TASK INSTRUCTIONS — Type out all the records word for word. Any pictures are to be left out.
::: RECORDS PROVIDED :::
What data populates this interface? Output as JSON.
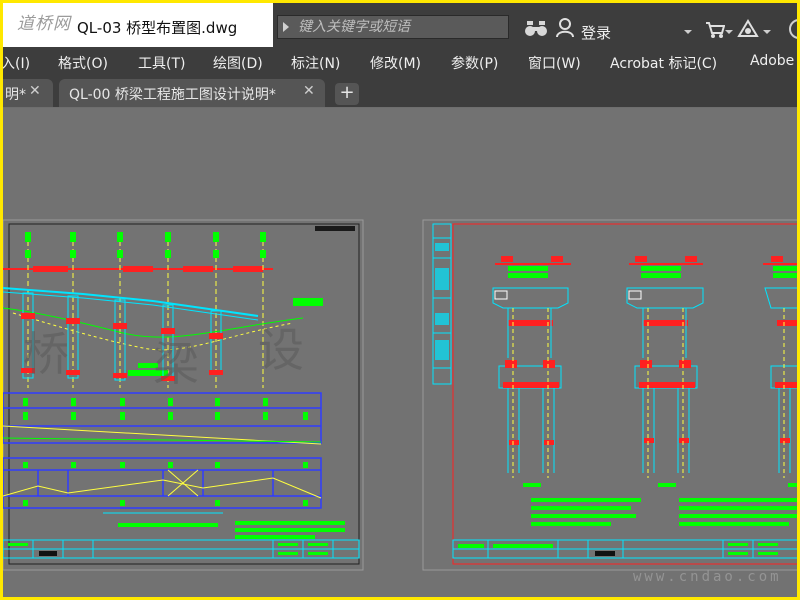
{
  "titlebar": {
    "logo_text": "道桥网",
    "document_title": "QL-03 桥型布置图.dwg",
    "search_placeholder": "键入关键字或短语",
    "login_label": "登录"
  },
  "menubar": {
    "items": [
      "入(I)",
      "格式(O)",
      "工具(T)",
      "绘图(D)",
      "标注(N)",
      "修改(M)",
      "参数(P)",
      "窗口(W)",
      "Acrobat 标记(C)",
      "Adobe"
    ]
  },
  "tabs": [
    {
      "label": "明*"
    },
    {
      "label": "QL-00 桥梁工程施工图设计说明*"
    }
  ],
  "tab_add_label": "+",
  "watermark": "www.cndao.com",
  "colors": {
    "frame": "#ffe800",
    "chrome": "#3d3d3d",
    "canvas": "#727272",
    "cyan": "#00e5ff",
    "green": "#00ff00",
    "red": "#ff2020",
    "blue": "#2f3cff",
    "yellow": "#ffff40"
  },
  "icons": [
    "binoculars-icon",
    "user-icon",
    "cart-icon",
    "exchange-icon",
    "help-icon",
    "close-icon",
    "plus-icon"
  ]
}
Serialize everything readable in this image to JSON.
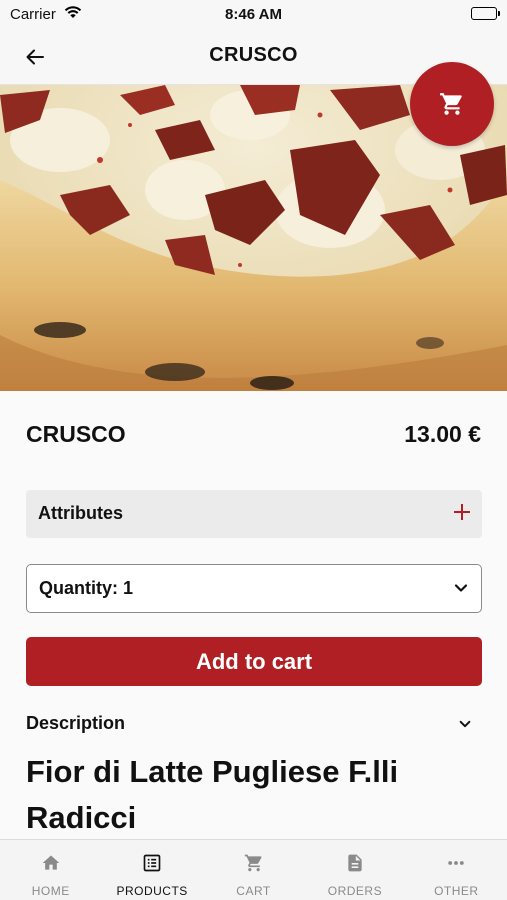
{
  "status": {
    "carrier": "Carrier",
    "time": "8:46 AM"
  },
  "nav": {
    "title": "CRUSCO"
  },
  "product": {
    "name": "CRUSCO",
    "price": "13.00 €"
  },
  "attributes": {
    "label": "Attributes"
  },
  "quantity": {
    "label": "Quantity: 1",
    "value": 1
  },
  "actions": {
    "add_to_cart": "Add to cart"
  },
  "description": {
    "label": "Description",
    "text": "Fior di Latte Pugliese F.lli Radicci"
  },
  "tabs": [
    {
      "label": "HOME",
      "icon": "home-icon",
      "active": false
    },
    {
      "label": "PRODUCTS",
      "icon": "list-icon",
      "active": true
    },
    {
      "label": "CART",
      "icon": "cart-icon",
      "active": false
    },
    {
      "label": "ORDERS",
      "icon": "document-icon",
      "active": false
    },
    {
      "label": "OTHER",
      "icon": "more-icon",
      "active": false
    }
  ],
  "colors": {
    "accent": "#b01f24",
    "tab_inactive": "#8a8a8a",
    "tab_active": "#111111"
  }
}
:::
OUTPUT —
What data populates this interface? Output as JSON.
{
  "titlebar": {
    "logo_text": "道桥网",
    "document_title": "QL-03 桥型布置图.dwg",
    "search_placeholder": "键入关键字或短语",
    "login_label": "登录"
  },
  "menubar": {
    "items": [
      "入(I)",
      "格式(O)",
      "工具(T)",
      "绘图(D)",
      "标注(N)",
      "修改(M)",
      "参数(P)",
      "窗口(W)",
      "Acrobat 标记(C)",
      "Adobe"
    ]
  },
  "tabs": [
    {
      "label": "明*"
    },
    {
      "label": "QL-00 桥梁工程施工图设计说明*"
    }
  ],
  "tab_add_label": "+",
  "watermark": "www.cndao.com",
  "colors": {
    "frame": "#ffe800",
    "chrome": "#3d3d3d",
    "canvas": "#727272",
    "cyan": "#00e5ff",
    "green": "#00ff00",
    "red": "#ff2020",
    "blue": "#2f3cff",
    "yellow": "#ffff40"
  },
  "icons": [
    "binoculars-icon",
    "user-icon",
    "cart-icon",
    "exchange-icon",
    "help-icon",
    "close-icon",
    "plus-icon"
  ]
}
Serialize everything readable in this image to JSON.
{
  "status": {
    "carrier": "Carrier",
    "time": "8:46 AM"
  },
  "nav": {
    "title": "CRUSCO"
  },
  "product": {
    "name": "CRUSCO",
    "price": "13.00 €"
  },
  "attributes": {
    "label": "Attributes"
  },
  "quantity": {
    "label": "Quantity: 1",
    "value": 1
  },
  "actions": {
    "add_to_cart": "Add to cart"
  },
  "description": {
    "label": "Description",
    "text": "Fior di Latte Pugliese F.lli Radicci"
  },
  "tabs": [
    {
      "label": "HOME",
      "icon": "home-icon",
      "active": false
    },
    {
      "label": "PRODUCTS",
      "icon": "list-icon",
      "active": true
    },
    {
      "label": "CART",
      "icon": "cart-icon",
      "active": false
    },
    {
      "label": "ORDERS",
      "icon": "document-icon",
      "active": false
    },
    {
      "label": "OTHER",
      "icon": "more-icon",
      "active": false
    }
  ],
  "colors": {
    "accent": "#b01f24",
    "tab_inactive": "#8a8a8a",
    "tab_active": "#111111"
  }
}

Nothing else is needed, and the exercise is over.